Begin Records provided

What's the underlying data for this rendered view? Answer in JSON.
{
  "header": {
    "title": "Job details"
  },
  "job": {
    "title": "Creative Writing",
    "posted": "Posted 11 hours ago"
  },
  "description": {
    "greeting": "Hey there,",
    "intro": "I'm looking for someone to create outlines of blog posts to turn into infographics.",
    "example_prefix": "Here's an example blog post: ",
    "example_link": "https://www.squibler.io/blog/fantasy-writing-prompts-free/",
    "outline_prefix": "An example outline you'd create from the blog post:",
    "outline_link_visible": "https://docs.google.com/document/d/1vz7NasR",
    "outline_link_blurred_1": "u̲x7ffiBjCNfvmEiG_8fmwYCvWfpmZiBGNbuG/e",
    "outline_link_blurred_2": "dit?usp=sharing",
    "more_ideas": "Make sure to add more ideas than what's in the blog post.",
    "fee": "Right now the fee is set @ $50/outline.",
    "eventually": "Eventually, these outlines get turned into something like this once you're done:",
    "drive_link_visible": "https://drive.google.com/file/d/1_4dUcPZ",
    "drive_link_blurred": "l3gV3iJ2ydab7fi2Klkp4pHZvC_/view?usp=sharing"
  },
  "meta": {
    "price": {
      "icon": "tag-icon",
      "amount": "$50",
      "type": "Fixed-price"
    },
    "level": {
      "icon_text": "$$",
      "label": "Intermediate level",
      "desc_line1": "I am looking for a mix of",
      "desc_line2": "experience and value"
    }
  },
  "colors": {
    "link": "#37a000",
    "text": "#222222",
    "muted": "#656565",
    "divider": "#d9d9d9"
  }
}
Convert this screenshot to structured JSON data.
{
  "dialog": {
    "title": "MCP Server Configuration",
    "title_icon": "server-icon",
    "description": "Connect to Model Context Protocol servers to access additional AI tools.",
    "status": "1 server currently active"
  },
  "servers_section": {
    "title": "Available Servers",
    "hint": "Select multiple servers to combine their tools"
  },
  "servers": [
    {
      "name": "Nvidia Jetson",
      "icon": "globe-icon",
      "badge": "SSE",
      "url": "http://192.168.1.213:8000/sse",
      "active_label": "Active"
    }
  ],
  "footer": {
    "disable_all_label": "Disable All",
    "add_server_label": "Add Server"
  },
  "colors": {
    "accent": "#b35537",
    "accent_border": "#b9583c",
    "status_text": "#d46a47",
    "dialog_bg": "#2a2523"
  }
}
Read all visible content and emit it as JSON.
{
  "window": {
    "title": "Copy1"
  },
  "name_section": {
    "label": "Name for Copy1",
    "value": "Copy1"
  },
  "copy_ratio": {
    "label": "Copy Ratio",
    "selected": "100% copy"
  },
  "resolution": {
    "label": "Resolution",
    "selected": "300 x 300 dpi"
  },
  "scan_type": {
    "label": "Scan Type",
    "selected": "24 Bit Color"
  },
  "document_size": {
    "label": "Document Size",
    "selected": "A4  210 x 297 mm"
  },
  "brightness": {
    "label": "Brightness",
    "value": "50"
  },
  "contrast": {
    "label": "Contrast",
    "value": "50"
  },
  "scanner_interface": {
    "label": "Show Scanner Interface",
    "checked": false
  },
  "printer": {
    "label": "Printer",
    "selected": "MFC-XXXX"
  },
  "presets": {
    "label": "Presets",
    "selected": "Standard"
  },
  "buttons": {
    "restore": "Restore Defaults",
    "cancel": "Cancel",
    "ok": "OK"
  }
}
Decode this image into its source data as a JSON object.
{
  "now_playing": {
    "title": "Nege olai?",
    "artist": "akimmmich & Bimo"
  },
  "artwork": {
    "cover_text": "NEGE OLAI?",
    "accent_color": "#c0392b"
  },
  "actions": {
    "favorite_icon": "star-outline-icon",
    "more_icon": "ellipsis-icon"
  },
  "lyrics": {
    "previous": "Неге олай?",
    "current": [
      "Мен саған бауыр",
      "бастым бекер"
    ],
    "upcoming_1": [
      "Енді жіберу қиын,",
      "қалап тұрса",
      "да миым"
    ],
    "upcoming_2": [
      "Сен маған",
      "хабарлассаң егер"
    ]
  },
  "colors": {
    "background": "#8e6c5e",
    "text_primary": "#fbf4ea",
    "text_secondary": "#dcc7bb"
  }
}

End Records provided

• _Objective_:
From the data, pick out every line that includes "looking".

• _Output for this task_:
    "intro": "I'm looking for someone to create outlines of blog posts to turn into infographics.",
      "desc_line1": "I am looking for a mix of",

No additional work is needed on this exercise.